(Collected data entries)
[start]
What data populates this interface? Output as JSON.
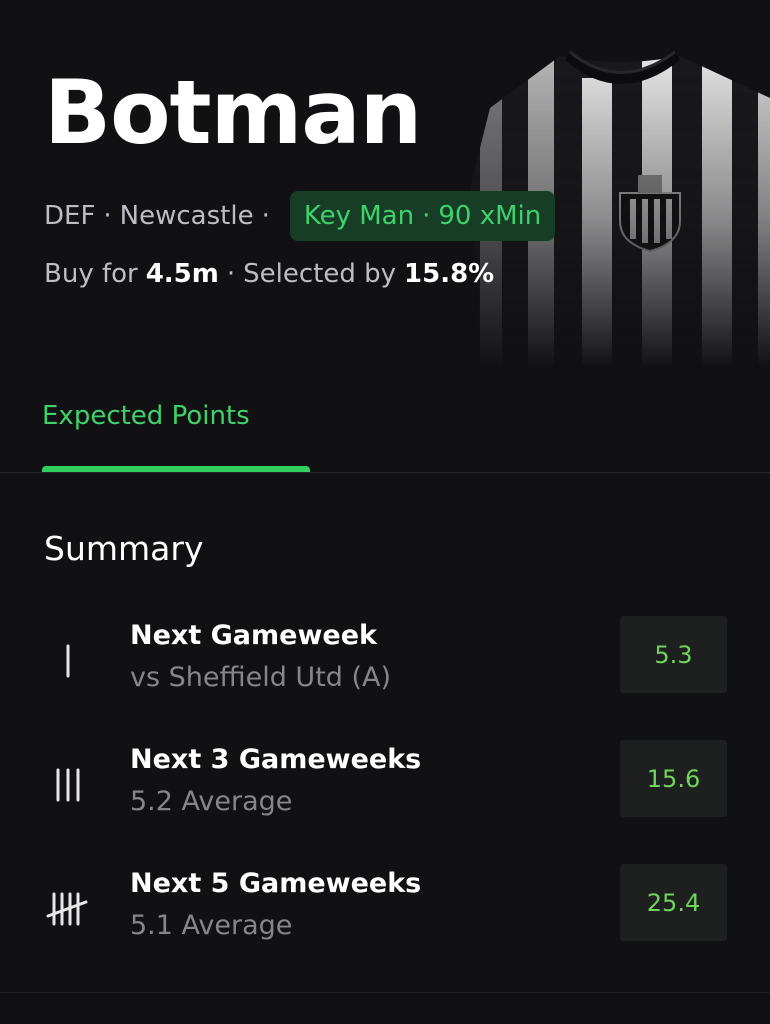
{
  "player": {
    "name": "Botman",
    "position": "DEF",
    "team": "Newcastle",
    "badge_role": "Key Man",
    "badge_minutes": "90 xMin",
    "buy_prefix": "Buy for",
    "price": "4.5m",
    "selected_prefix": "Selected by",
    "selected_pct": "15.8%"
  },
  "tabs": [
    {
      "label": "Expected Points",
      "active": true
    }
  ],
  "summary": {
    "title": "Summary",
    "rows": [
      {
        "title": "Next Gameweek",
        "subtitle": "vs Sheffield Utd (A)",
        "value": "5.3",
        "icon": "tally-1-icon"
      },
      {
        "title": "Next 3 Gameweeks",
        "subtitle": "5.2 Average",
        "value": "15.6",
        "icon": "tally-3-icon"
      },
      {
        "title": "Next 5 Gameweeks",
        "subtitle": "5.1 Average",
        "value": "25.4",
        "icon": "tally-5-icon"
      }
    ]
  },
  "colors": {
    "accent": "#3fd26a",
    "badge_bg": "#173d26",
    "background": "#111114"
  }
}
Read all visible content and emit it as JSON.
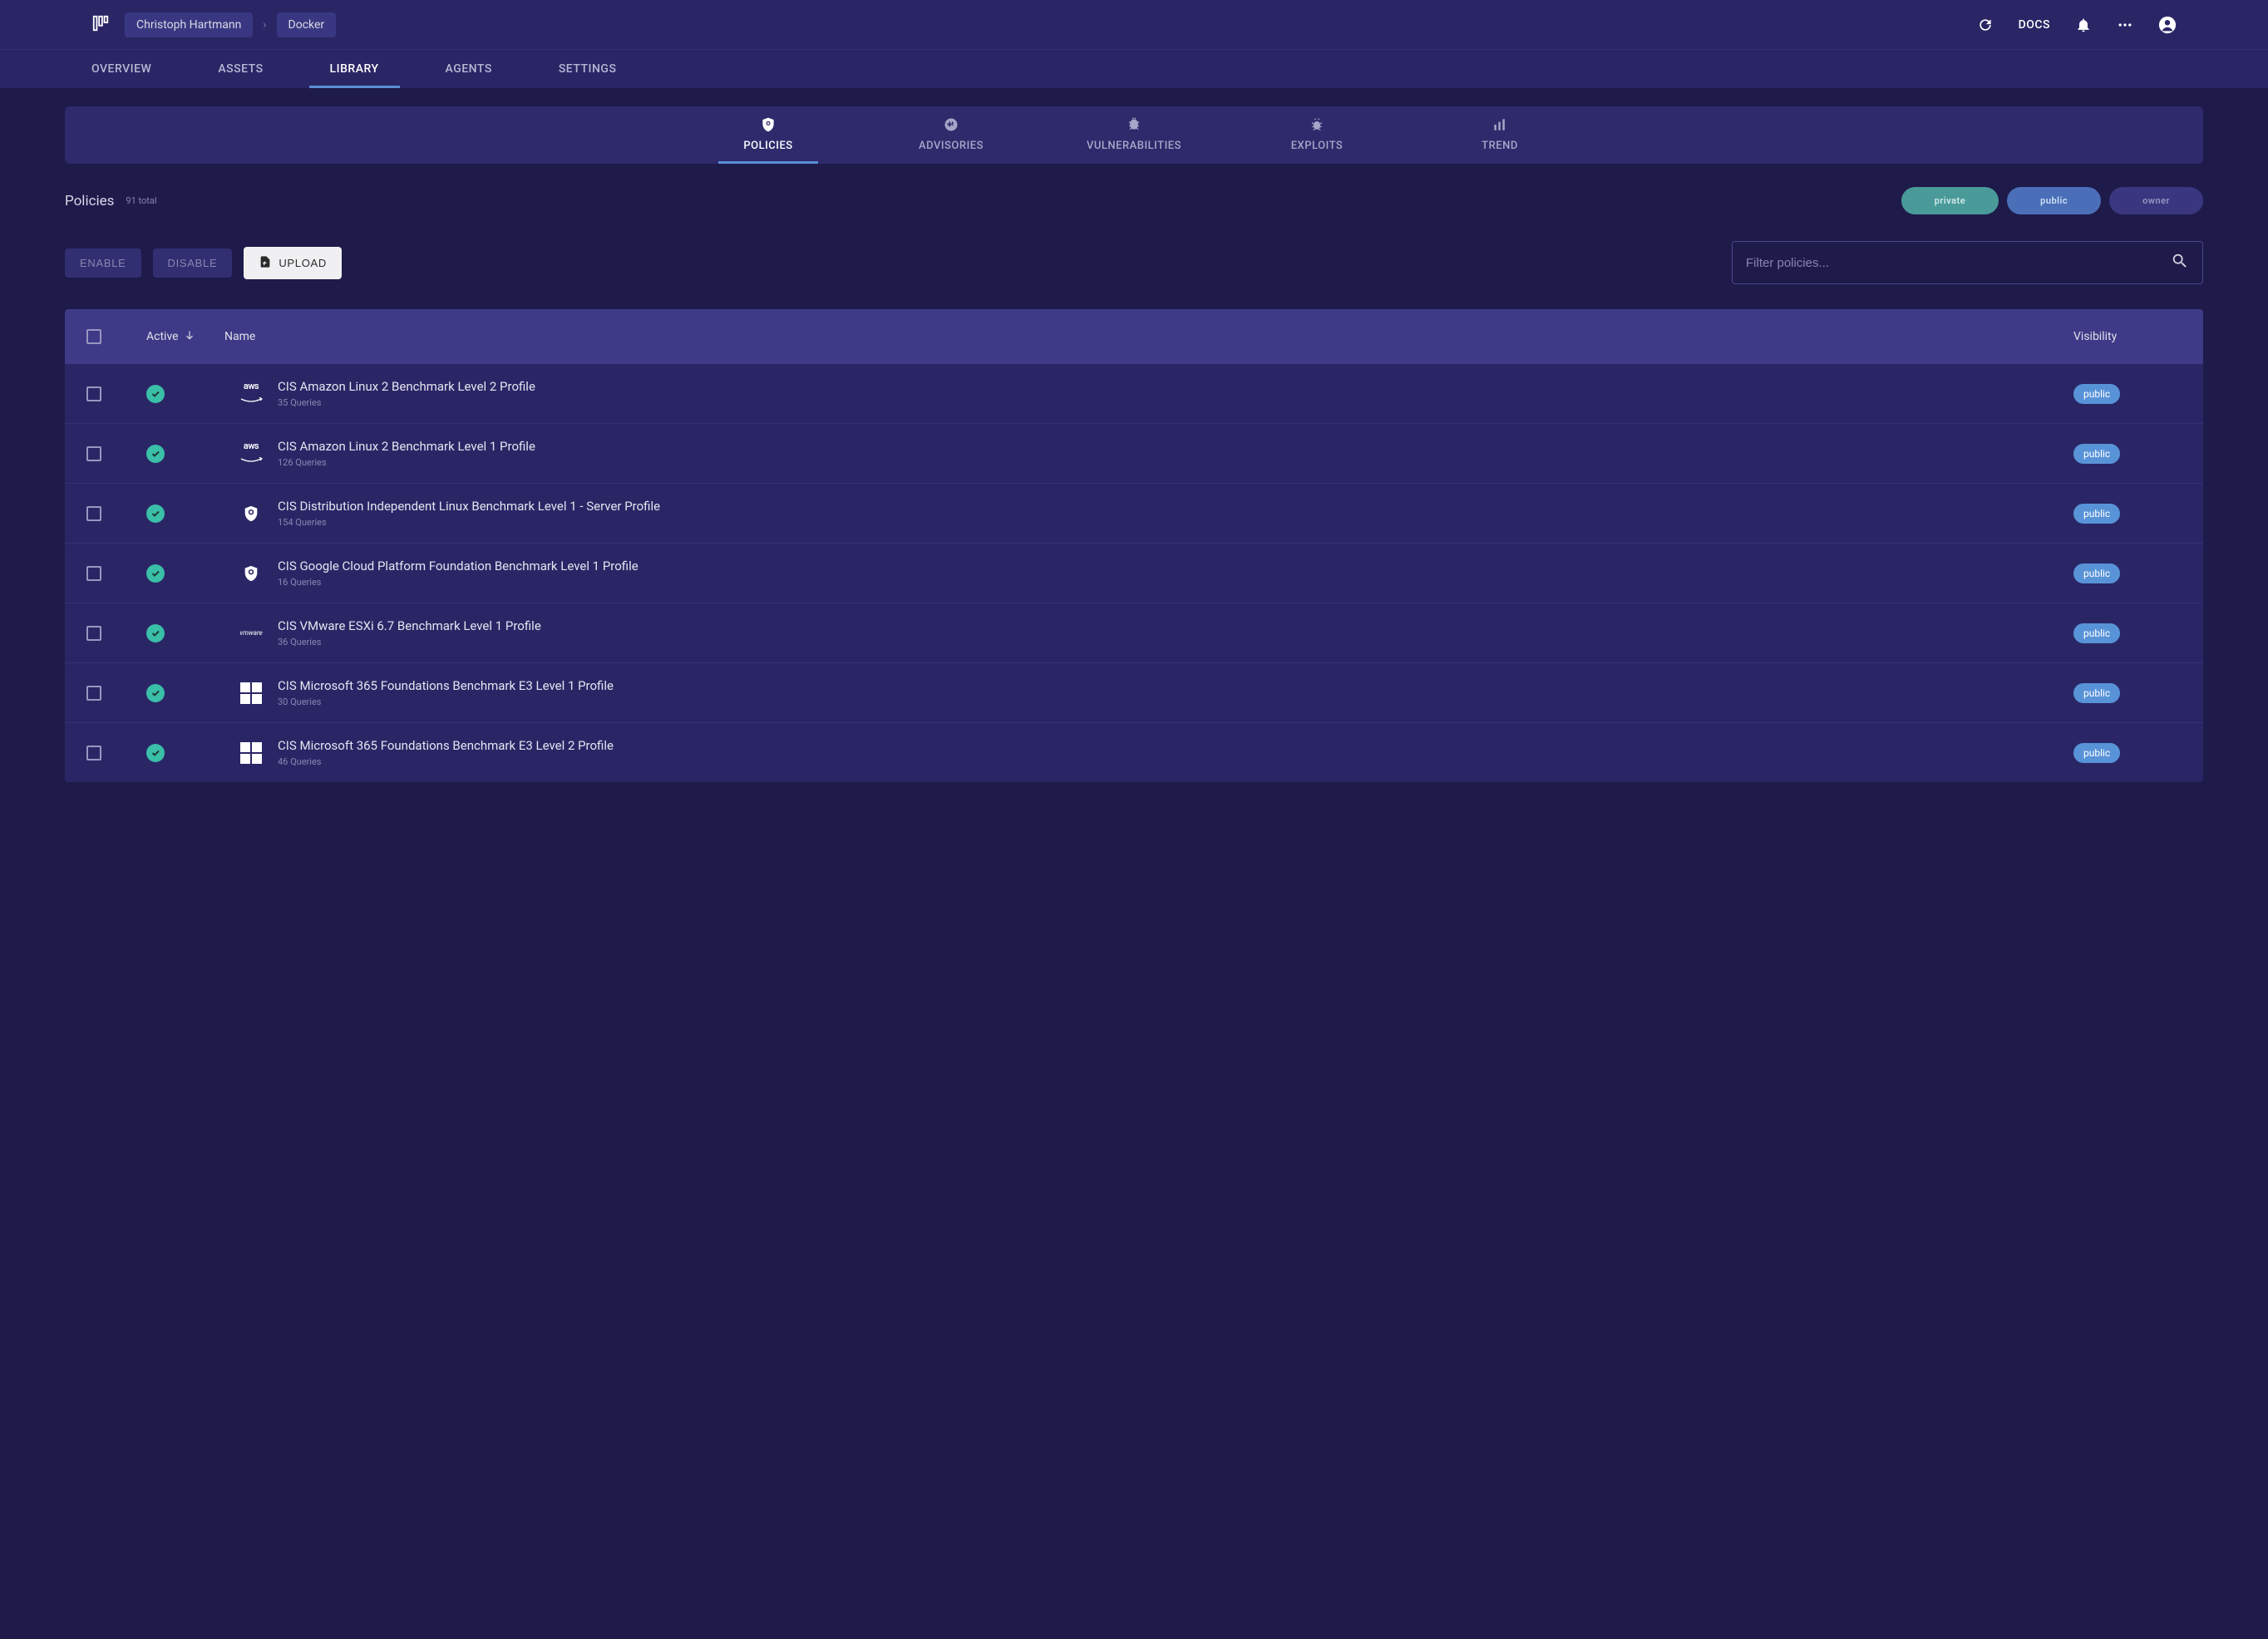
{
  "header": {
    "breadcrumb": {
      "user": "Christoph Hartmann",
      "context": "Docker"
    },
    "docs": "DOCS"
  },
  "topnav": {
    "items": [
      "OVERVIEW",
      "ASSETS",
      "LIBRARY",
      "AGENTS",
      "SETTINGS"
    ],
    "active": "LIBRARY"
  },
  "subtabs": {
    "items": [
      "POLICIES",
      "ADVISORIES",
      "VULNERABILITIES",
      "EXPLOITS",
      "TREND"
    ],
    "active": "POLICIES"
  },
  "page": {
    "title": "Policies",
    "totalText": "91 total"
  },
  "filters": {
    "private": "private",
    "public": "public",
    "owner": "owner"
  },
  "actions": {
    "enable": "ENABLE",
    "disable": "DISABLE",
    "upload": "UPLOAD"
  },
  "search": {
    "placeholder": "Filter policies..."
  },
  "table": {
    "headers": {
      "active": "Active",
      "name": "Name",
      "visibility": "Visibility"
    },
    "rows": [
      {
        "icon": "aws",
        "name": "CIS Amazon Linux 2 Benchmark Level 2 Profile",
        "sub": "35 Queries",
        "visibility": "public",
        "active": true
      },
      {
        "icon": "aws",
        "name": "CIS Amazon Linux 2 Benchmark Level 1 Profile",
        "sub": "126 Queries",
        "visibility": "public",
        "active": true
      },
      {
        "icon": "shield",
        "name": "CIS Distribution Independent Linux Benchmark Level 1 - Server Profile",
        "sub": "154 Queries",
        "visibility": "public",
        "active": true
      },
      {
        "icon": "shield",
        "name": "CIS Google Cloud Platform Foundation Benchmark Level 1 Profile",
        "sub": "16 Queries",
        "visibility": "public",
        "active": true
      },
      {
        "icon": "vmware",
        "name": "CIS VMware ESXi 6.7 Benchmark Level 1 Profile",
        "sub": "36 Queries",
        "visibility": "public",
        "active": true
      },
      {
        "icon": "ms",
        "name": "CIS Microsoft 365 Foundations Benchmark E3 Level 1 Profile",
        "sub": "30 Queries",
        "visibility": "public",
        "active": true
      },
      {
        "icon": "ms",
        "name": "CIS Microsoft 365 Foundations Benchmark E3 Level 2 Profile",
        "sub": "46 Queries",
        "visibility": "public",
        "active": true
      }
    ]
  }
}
[end]
- [WHAT YOU HAVE TO DO]
Copy the material above in full and exactly, skipping pictures.

- [FULL OUTPUT]
What data populates this interface? Output as JSON.
{
  "player": {
    "name": "Botman",
    "position": "DEF",
    "team": "Newcastle",
    "badge_role": "Key Man",
    "badge_minutes": "90 xMin",
    "buy_prefix": "Buy for",
    "price": "4.5m",
    "selected_prefix": "Selected by",
    "selected_pct": "15.8%"
  },
  "tabs": [
    {
      "label": "Expected Points",
      "active": true
    }
  ],
  "summary": {
    "title": "Summary",
    "rows": [
      {
        "title": "Next Gameweek",
        "subtitle": "vs Sheffield Utd (A)",
        "value": "5.3",
        "icon": "tally-1-icon"
      },
      {
        "title": "Next 3 Gameweeks",
        "subtitle": "5.2 Average",
        "value": "15.6",
        "icon": "tally-3-icon"
      },
      {
        "title": "Next 5 Gameweeks",
        "subtitle": "5.1 Average",
        "value": "25.4",
        "icon": "tally-5-icon"
      }
    ]
  },
  "colors": {
    "accent": "#3fd26a",
    "badge_bg": "#173d26",
    "background": "#111114"
  }
}
Read all visible content and emit it as JSON.
{
  "header": {
    "breadcrumb": {
      "user": "Christoph Hartmann",
      "context": "Docker"
    },
    "docs": "DOCS"
  },
  "topnav": {
    "items": [
      "OVERVIEW",
      "ASSETS",
      "LIBRARY",
      "AGENTS",
      "SETTINGS"
    ],
    "active": "LIBRARY"
  },
  "subtabs": {
    "items": [
      "POLICIES",
      "ADVISORIES",
      "VULNERABILITIES",
      "EXPLOITS",
      "TREND"
    ],
    "active": "POLICIES"
  },
  "page": {
    "title": "Policies",
    "totalText": "91 total"
  },
  "filters": {
    "private": "private",
    "public": "public",
    "owner": "owner"
  },
  "actions": {
    "enable": "ENABLE",
    "disable": "DISABLE",
    "upload": "UPLOAD"
  },
  "search": {
    "placeholder": "Filter policies..."
  },
  "table": {
    "headers": {
      "active": "Active",
      "name": "Name",
      "visibility": "Visibility"
    },
    "rows": [
      {
        "icon": "aws",
        "name": "CIS Amazon Linux 2 Benchmark Level 2 Profile",
        "sub": "35 Queries",
        "visibility": "public",
        "active": true
      },
      {
        "icon": "aws",
        "name": "CIS Amazon Linux 2 Benchmark Level 1 Profile",
        "sub": "126 Queries",
        "visibility": "public",
        "active": true
      },
      {
        "icon": "shield",
        "name": "CIS Distribution Independent Linux Benchmark Level 1 - Server Profile",
        "sub": "154 Queries",
        "visibility": "public",
        "active": true
      },
      {
        "icon": "shield",
        "name": "CIS Google Cloud Platform Foundation Benchmark Level 1 Profile",
        "sub": "16 Queries",
        "visibility": "public",
        "active": true
      },
      {
        "icon": "vmware",
        "name": "CIS VMware ESXi 6.7 Benchmark Level 1 Profile",
        "sub": "36 Queries",
        "visibility": "public",
        "active": true
      },
      {
        "icon": "ms",
        "name": "CIS Microsoft 365 Foundations Benchmark E3 Level 1 Profile",
        "sub": "30 Queries",
        "visibility": "public",
        "active": true
      },
      {
        "icon": "ms",
        "name": "CIS Microsoft 365 Foundations Benchmark E3 Level 2 Profile",
        "sub": "46 Queries",
        "visibility": "public",
        "active": true
      }
    ]
  }
}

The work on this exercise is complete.